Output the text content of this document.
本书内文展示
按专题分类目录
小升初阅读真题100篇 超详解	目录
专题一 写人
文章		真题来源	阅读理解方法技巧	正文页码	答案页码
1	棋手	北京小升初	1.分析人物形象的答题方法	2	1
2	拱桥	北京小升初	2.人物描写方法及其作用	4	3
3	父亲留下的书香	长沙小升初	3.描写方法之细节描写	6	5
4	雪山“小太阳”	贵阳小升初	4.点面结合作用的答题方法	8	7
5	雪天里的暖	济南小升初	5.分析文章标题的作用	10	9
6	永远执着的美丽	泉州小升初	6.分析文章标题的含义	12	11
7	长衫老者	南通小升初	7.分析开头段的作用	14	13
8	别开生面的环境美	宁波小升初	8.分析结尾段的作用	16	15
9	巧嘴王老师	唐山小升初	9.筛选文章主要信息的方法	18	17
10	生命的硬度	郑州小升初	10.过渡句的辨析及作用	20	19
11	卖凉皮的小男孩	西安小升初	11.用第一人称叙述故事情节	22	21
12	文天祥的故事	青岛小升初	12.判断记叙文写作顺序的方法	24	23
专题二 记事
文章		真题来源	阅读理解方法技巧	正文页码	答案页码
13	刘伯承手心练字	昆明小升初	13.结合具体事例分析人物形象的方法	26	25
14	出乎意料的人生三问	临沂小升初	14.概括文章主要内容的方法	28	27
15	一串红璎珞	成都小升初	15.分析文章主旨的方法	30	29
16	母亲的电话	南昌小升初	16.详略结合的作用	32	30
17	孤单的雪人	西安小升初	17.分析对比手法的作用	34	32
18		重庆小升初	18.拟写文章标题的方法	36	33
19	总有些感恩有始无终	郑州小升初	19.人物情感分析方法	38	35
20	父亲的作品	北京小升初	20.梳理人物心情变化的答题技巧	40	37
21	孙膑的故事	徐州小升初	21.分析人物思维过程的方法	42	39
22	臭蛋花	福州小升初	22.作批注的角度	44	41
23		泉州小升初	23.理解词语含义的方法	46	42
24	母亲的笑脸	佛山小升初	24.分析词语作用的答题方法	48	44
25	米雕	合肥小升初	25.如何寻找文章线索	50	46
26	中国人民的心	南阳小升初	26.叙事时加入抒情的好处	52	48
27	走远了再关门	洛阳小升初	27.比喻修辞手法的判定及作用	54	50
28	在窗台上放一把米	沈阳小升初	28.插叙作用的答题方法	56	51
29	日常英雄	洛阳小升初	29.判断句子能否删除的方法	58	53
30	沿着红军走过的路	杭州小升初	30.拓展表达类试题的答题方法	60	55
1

**What to produce**
Return all of the entries exactly as they were supplied.

**Correct output**
Output the text content of this document.
本书内文展示
按专题分类目录
小升初阅读真题100篇 超详解	目录
专题一 写人
文章		真题来源	阅读理解方法技巧	正文页码	答案页码
1	棋手	北京小升初	1.分析人物形象的答题方法	2	1
2	拱桥	北京小升初	2.人物描写方法及其作用	4	3
3	父亲留下的书香	长沙小升初	3.描写方法之细节描写	6	5
4	雪山“小太阳”	贵阳小升初	4.点面结合作用的答题方法	8	7
5	雪天里的暖	济南小升初	5.分析文章标题的作用	10	9
6	永远执着的美丽	泉州小升初	6.分析文章标题的含义	12	11
7	长衫老者	南通小升初	7.分析开头段的作用	14	13
8	别开生面的环境美	宁波小升初	8.分析结尾段的作用	16	15
9	巧嘴王老师	唐山小升初	9.筛选文章主要信息的方法	18	17
10	生命的硬度	郑州小升初	10.过渡句的辨析及作用	20	19
11	卖凉皮的小男孩	西安小升初	11.用第一人称叙述故事情节	22	21
12	文天祥的故事	青岛小升初	12.判断记叙文写作顺序的方法	24	23
专题二 记事
文章		真题来源	阅读理解方法技巧	正文页码	答案页码
13	刘伯承手心练字	昆明小升初	13.结合具体事例分析人物形象的方法	26	25
14	出乎意料的人生三问	临沂小升初	14.概括文章主要内容的方法	28	27
15	一串红璎珞	成都小升初	15.分析文章主旨的方法	30	29
16	母亲的电话	南昌小升初	16.详略结合的作用	32	30
17	孤单的雪人	西安小升初	17.分析对比手法的作用	34	32
18		重庆小升初	18.拟写文章标题的方法	36	33
19	总有些感恩有始无终	郑州小升初	19.人物情感分析方法	38	35
20	父亲的作品	北京小升初	20.梳理人物心情变化的答题技巧	40	37
21	孙膑的故事	徐州小升初	21.分析人物思维过程的方法	42	39
22	臭蛋花	福州小升初	22.作批注的角度	44	41
23		泉州小升初	23.理解词语含义的方法	46	42
24	母亲的笑脸	佛山小升初	24.分析词语作用的答题方法	48	44
25	米雕	合肥小升初	25.如何寻找文章线索	50	46
26	中国人民的心	南阳小升初	26.叙事时加入抒情的好处	52	48
27	走远了再关门	洛阳小升初	27.比喻修辞手法的判定及作用	54	50
28	在窗台上放一把米	沈阳小升初	28.插叙作用的答题方法	56	51
29	日常英雄	洛阳小升初	29.判断句子能否删除的方法	58	53
30	沿着红军走过的路	杭州小升初	30.拓展表达类试题的答题方法	60	55
1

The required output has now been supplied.